» **Written request**
Wherever the string "JSON" appears, copy the whole line.

» **Material supplied**
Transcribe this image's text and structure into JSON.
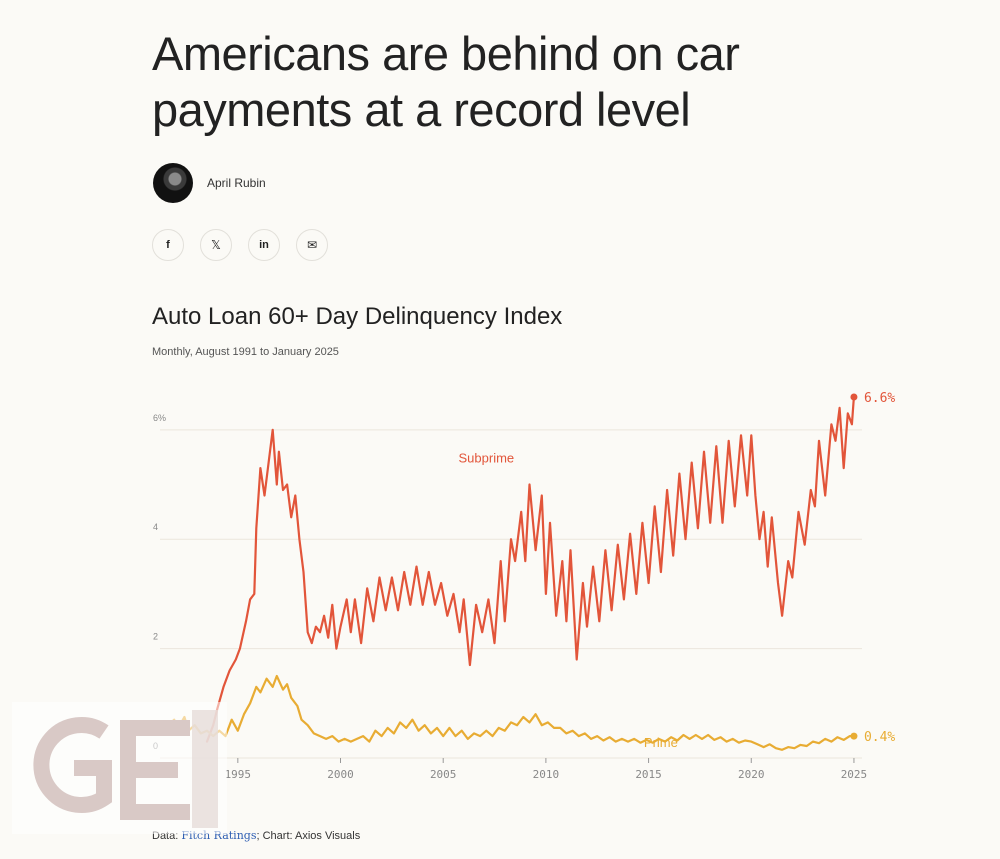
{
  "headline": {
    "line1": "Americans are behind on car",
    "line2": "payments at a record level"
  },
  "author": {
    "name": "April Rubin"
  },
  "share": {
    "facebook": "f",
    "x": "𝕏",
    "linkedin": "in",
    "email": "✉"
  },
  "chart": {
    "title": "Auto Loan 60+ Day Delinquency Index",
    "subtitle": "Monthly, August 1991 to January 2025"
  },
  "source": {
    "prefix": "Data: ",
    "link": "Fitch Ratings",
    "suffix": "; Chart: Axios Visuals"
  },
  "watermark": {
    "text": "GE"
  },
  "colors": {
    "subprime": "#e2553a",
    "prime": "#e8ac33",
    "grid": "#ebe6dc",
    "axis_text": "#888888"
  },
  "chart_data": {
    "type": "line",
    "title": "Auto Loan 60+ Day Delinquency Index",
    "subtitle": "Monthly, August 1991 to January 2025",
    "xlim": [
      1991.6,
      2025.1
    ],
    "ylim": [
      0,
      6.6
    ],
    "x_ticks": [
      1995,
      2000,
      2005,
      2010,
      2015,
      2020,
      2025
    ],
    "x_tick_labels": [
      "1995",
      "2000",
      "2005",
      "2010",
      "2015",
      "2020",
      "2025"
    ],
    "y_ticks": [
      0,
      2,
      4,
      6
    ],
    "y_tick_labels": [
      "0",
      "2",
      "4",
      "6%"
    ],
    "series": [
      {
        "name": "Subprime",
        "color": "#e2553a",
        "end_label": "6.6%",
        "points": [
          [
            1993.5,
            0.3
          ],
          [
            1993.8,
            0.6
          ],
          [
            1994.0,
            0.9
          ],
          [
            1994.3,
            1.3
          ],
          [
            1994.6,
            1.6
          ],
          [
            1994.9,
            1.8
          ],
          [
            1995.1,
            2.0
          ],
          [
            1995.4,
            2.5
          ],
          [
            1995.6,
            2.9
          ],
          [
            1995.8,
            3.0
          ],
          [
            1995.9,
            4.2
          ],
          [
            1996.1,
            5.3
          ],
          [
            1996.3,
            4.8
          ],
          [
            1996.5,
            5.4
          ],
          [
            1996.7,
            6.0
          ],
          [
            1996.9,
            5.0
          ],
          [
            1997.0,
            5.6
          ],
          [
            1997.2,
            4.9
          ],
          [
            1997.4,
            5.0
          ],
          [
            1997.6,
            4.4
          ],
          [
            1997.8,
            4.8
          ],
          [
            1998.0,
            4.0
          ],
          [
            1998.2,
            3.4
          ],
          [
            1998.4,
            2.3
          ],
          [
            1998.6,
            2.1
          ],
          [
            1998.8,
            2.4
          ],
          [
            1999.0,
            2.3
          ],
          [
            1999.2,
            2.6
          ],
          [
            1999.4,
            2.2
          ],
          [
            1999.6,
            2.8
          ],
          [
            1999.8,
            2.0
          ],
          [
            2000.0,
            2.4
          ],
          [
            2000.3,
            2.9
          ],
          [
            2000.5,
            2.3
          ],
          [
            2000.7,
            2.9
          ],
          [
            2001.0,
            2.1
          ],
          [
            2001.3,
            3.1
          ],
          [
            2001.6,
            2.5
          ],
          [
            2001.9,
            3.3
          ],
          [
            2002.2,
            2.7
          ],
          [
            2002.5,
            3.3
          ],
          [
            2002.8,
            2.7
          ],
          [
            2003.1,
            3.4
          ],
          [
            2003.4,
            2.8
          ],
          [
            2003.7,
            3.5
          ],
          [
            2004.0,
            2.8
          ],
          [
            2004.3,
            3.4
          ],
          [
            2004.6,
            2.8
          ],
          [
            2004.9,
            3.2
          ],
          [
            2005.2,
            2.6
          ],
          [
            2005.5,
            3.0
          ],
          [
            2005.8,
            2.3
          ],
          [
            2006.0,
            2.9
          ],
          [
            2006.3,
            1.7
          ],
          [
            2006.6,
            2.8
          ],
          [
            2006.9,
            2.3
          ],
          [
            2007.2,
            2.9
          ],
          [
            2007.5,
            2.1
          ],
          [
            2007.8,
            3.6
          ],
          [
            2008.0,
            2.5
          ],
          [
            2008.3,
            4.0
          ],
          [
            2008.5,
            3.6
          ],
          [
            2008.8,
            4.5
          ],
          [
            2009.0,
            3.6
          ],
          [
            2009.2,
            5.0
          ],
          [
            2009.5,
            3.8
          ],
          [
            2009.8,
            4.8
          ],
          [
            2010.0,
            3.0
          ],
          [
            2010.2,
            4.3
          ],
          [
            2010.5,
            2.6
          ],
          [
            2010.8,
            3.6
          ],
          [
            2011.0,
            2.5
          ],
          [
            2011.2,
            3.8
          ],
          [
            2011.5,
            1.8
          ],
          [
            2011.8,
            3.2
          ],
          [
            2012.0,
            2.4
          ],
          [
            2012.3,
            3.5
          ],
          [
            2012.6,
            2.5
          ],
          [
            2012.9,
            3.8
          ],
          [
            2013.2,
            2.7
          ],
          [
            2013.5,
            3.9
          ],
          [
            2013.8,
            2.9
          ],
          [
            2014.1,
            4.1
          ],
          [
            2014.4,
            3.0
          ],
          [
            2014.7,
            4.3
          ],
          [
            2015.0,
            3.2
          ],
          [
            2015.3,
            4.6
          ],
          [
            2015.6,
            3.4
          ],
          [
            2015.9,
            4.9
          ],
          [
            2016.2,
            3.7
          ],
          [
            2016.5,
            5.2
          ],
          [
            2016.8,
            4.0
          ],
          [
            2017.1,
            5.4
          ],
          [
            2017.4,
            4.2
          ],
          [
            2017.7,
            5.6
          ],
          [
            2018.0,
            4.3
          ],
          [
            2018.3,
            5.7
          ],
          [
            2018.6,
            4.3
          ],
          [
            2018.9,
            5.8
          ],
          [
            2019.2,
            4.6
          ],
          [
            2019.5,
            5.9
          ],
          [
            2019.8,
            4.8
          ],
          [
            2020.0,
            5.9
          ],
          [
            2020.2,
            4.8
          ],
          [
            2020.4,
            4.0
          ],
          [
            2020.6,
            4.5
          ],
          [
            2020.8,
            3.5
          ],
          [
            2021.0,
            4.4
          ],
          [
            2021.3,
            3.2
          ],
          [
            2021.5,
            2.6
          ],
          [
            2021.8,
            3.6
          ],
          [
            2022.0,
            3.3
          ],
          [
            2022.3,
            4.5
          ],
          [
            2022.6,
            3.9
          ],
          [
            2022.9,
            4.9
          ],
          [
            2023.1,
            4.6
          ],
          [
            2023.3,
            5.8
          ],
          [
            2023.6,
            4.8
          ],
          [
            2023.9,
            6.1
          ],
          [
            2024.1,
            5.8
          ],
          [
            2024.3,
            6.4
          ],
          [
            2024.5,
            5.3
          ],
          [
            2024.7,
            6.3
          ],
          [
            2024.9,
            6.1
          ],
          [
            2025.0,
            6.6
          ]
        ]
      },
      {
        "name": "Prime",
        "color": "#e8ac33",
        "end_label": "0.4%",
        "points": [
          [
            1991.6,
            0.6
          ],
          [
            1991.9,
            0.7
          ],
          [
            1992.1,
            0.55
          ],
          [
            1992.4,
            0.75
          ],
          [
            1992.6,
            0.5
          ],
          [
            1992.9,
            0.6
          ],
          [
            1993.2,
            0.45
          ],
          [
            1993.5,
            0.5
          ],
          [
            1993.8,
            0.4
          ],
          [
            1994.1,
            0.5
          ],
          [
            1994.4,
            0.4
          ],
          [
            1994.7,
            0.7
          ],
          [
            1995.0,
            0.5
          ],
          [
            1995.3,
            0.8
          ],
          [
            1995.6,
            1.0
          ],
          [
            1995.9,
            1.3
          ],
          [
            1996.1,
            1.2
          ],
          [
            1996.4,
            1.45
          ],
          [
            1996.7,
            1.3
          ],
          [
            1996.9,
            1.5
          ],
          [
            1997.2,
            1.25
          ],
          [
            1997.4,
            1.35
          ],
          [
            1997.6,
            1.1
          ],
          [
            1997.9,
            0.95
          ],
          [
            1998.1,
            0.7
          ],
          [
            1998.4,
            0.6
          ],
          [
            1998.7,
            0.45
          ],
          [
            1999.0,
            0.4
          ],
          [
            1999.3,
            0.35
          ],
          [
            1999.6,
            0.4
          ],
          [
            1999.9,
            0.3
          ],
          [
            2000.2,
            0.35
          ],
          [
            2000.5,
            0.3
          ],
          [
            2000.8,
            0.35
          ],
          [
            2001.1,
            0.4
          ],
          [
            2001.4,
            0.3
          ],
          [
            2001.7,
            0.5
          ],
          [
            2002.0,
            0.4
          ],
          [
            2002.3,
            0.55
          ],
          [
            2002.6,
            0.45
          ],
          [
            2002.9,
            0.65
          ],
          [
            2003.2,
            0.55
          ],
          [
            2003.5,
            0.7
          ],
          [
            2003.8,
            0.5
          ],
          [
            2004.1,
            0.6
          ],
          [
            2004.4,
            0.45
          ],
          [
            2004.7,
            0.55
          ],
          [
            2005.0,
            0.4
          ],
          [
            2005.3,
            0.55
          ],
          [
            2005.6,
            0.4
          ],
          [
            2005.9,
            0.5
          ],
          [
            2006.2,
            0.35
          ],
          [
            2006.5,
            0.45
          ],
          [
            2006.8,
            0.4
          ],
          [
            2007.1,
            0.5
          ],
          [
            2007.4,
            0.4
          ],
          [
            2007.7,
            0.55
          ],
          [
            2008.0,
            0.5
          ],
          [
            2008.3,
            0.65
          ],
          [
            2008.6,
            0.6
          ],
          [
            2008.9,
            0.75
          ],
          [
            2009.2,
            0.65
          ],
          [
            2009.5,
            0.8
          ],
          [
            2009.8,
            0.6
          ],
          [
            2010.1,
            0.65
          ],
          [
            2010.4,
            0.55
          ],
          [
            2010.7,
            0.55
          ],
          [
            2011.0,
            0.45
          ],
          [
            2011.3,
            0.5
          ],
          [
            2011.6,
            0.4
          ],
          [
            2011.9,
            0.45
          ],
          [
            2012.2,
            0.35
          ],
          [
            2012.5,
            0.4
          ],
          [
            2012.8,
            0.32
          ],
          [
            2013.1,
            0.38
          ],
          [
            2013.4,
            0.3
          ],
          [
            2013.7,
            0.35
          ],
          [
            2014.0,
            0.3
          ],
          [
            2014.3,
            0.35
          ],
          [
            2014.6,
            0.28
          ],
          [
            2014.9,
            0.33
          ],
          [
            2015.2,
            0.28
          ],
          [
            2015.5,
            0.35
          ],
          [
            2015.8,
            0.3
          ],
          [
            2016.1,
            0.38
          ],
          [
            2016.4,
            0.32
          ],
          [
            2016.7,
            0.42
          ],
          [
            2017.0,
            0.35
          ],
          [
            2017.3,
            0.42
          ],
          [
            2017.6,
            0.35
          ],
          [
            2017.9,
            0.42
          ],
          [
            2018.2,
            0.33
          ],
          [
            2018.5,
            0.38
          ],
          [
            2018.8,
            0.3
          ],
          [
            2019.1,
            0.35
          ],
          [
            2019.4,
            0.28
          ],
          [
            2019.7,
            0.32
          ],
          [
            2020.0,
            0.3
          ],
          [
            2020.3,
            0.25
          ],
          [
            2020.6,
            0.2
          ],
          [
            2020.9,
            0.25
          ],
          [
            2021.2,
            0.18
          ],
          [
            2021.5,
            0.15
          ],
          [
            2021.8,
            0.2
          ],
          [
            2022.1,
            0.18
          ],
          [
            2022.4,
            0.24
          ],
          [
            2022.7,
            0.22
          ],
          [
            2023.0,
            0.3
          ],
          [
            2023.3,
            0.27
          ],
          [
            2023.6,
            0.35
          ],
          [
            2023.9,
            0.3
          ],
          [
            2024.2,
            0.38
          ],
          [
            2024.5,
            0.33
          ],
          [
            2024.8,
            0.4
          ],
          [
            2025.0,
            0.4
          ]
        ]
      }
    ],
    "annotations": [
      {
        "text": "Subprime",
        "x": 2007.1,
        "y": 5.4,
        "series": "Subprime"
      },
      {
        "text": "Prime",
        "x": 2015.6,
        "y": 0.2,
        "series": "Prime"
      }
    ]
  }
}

...

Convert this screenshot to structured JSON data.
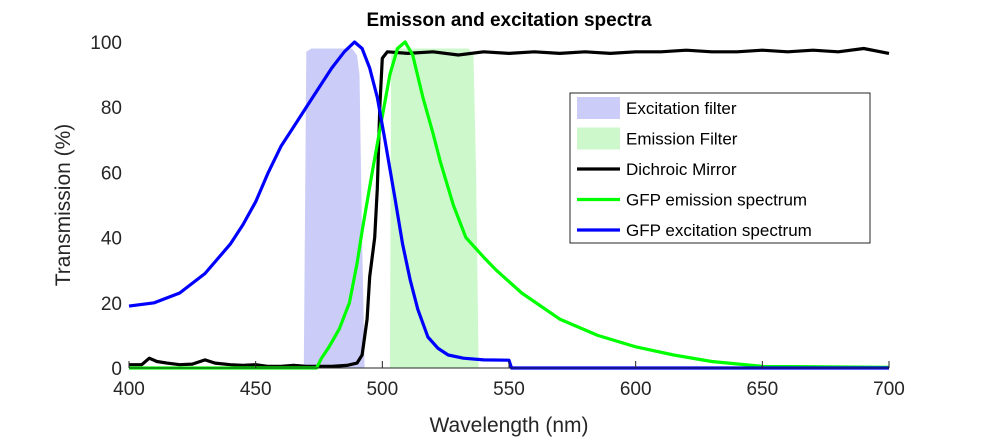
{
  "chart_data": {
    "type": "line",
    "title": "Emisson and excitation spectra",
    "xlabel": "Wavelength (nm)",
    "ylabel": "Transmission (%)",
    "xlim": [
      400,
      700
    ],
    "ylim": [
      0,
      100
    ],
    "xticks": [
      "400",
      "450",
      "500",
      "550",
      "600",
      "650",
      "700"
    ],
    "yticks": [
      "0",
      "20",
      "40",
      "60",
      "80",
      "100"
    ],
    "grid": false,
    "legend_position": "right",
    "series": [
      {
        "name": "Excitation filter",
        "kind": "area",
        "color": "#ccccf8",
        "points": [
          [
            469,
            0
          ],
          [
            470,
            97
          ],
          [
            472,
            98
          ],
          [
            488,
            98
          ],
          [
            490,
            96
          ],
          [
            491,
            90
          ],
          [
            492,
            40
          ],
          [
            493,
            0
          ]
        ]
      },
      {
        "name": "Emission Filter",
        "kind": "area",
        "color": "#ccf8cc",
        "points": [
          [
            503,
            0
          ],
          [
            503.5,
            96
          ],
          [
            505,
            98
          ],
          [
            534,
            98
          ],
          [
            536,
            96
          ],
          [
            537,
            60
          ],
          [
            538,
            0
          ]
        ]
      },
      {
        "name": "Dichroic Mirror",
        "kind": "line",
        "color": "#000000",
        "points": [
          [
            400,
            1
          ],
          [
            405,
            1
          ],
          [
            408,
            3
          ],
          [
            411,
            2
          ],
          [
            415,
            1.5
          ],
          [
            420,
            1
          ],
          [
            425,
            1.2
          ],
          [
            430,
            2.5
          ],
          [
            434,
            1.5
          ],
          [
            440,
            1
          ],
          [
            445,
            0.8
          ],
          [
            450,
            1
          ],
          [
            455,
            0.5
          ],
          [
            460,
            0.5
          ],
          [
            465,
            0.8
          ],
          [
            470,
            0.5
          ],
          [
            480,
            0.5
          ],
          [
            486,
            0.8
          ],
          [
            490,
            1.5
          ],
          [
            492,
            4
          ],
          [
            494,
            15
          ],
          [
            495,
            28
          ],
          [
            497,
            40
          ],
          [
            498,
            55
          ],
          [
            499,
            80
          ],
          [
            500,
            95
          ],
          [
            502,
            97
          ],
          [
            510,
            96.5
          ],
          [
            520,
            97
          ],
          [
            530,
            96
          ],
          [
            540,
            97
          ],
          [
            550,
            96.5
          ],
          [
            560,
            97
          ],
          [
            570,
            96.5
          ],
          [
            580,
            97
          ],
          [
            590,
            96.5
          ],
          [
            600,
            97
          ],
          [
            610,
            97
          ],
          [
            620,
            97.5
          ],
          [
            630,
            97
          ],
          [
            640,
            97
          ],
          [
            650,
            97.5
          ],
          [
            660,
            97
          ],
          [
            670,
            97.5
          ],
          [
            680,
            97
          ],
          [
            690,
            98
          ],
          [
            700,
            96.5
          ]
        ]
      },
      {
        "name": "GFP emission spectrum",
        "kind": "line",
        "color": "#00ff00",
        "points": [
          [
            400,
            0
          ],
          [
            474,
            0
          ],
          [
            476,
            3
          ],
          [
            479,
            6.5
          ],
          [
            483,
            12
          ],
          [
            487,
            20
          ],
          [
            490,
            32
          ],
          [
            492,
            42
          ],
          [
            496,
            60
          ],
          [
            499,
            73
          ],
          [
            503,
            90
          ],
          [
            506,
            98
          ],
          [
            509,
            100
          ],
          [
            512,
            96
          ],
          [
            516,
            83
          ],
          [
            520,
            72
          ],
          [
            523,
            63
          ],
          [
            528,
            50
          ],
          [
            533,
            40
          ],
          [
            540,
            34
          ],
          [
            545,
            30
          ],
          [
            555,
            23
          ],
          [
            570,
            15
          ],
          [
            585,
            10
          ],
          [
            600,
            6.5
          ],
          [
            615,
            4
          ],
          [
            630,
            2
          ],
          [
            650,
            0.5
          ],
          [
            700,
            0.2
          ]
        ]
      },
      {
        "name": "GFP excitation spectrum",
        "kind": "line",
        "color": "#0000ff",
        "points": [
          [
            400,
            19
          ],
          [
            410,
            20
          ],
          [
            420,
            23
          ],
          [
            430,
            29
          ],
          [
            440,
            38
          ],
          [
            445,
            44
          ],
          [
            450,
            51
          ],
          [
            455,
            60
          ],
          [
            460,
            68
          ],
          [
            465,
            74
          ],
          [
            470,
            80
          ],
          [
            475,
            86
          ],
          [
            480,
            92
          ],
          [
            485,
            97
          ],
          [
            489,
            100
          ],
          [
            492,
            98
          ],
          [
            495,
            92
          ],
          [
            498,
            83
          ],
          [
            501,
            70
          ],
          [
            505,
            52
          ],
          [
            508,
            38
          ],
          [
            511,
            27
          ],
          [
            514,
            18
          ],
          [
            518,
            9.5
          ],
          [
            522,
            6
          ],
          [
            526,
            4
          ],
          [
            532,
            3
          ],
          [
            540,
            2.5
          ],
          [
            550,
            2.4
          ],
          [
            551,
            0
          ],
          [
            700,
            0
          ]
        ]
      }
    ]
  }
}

» **Complete output**
Transcribe this image's text and structure into JSON.
Convert this screenshot to structured JSON data.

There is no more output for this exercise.